*WORK TO COMPLETE:* Scan the listing below. Report each line that includes "allen".

*MATERIAL FOR THE TASK:*
******************************
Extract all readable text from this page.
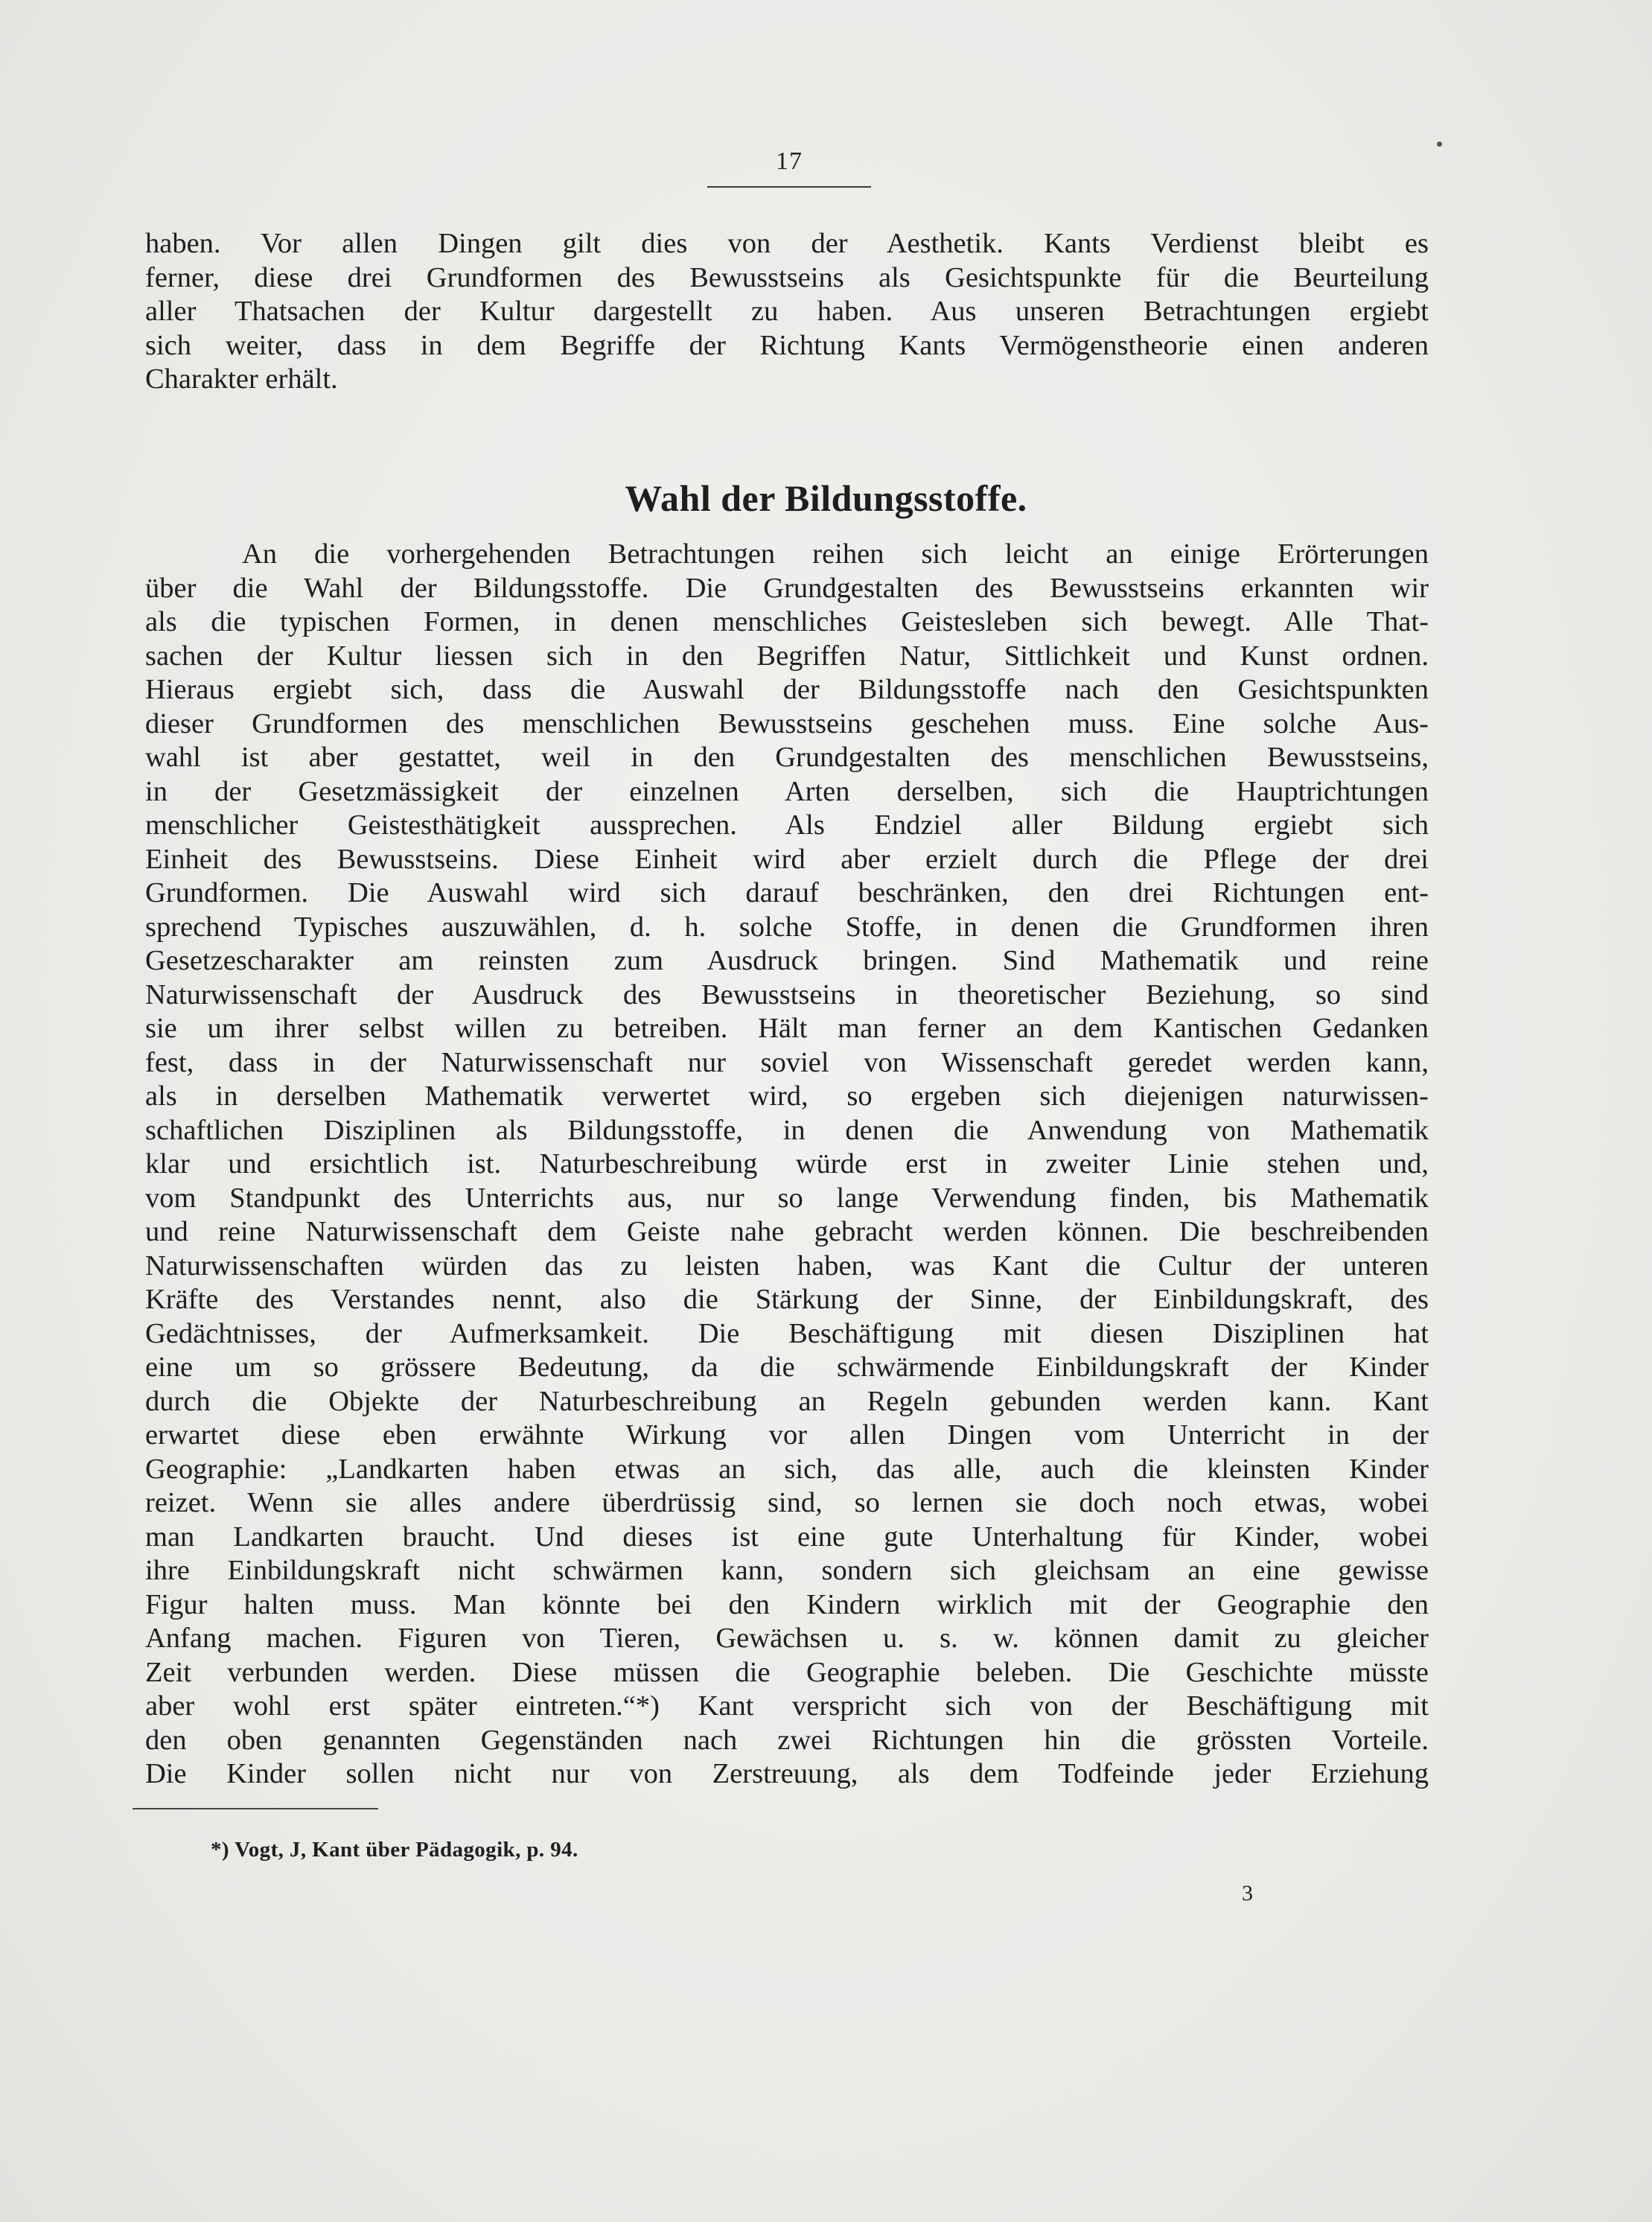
17
haben. Vor allen Dingen gilt dies von der Aesthetik. Kants Verdienst bleibt es
ferner, diese drei Grundformen des Bewusstseins als Gesichtspunkte für die Beurteilung
aller Thatsachen der Kultur dargestellt zu haben. Aus unseren Betrachtungen ergiebt
sich weiter, dass in dem Begriffe der Richtung Kants Vermögenstheorie einen anderen
Charakter erhält.
Wahl der Bildungsstoffe.
An die vorhergehenden Betrachtungen reihen sich leicht an einige Erörterungen
über die Wahl der Bildungsstoffe. Die Grundgestalten des Bewusstseins erkannten wir
als die typischen Formen, in denen menschliches Geistesleben sich bewegt. Alle That-
sachen der Kultur liessen sich in den Begriffen Natur, Sittlichkeit und Kunst ordnen.
Hieraus ergiebt sich, dass die Auswahl der Bildungsstoffe nach den Gesichtspunkten
dieser Grundformen des menschlichen Bewusstseins geschehen muss. Eine solche Aus-
wahl ist aber gestattet, weil in den Grundgestalten des menschlichen Bewusstseins,
in der Gesetzmässigkeit der einzelnen Arten derselben, sich die Hauptrichtungen
menschlicher Geistesthätigkeit aussprechen. Als Endziel aller Bildung ergiebt sich
Einheit des Bewusstseins. Diese Einheit wird aber erzielt durch die Pflege der drei
Grundformen. Die Auswahl wird sich darauf beschränken, den drei Richtungen ent-
sprechend Typisches auszuwählen, d. h. solche Stoffe, in denen die Grundformen ihren
Gesetzescharakter am reinsten zum Ausdruck bringen. Sind Mathematik und reine
Naturwissenschaft der Ausdruck des Bewusstseins in theoretischer Beziehung, so sind
sie um ihrer selbst willen zu betreiben. Hält man ferner an dem Kantischen Gedanken
fest, dass in der Naturwissenschaft nur soviel von Wissenschaft geredet werden kann,
als in derselben Mathematik verwertet wird, so ergeben sich diejenigen naturwissen-
schaftlichen Disziplinen als Bildungsstoffe, in denen die Anwendung von Mathematik
klar und ersichtlich ist. Naturbeschreibung würde erst in zweiter Linie stehen und,
vom Standpunkt des Unterrichts aus, nur so lange Verwendung finden, bis Mathematik
und reine Naturwissenschaft dem Geiste nahe gebracht werden können. Die beschreibenden
Naturwissenschaften würden das zu leisten haben, was Kant die Cultur der unteren
Kräfte des Verstandes nennt, also die Stärkung der Sinne, der Einbildungskraft, des
Gedächtnisses, der Aufmerksamkeit. Die Beschäftigung mit diesen Disziplinen hat
eine um so grössere Bedeutung, da die schwärmende Einbildungskraft der Kinder
durch die Objekte der Naturbeschreibung an Regeln gebunden werden kann. Kant
erwartet diese eben erwähnte Wirkung vor allen Dingen vom Unterricht in der
Geographie: „Landkarten haben etwas an sich, das alle, auch die kleinsten Kinder
reizet. Wenn sie alles andere überdrüssig sind, so lernen sie doch noch etwas, wobei
man Landkarten braucht. Und dieses ist eine gute Unterhaltung für Kinder, wobei
ihre Einbildungskraft nicht schwärmen kann, sondern sich gleichsam an eine gewisse
Figur halten muss. Man könnte bei den Kindern wirklich mit der Geographie den
Anfang machen. Figuren von Tieren, Gewächsen u. s. w. können damit zu gleicher
Zeit verbunden werden. Diese müssen die Geographie beleben. Die Geschichte müsste
aber wohl erst später eintreten.“*) Kant verspricht sich von der Beschäftigung mit
den oben genannten Gegenständen nach zwei Richtungen hin die grössten Vorteile.
Die Kinder sollen nicht nur von Zerstreuung, als dem Todfeinde jeder Erziehung
*) Vogt, J, Kant über Pädagogik, p. 94.
3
******************************
*SOLUTION TO THIS EXERCISE:*
haben. Vor allen Dingen gilt dies von der Aesthetik. Kants Verdienst bleibt es
erwartet diese eben erwähnte Wirkung vor allen Dingen vom Unterricht in der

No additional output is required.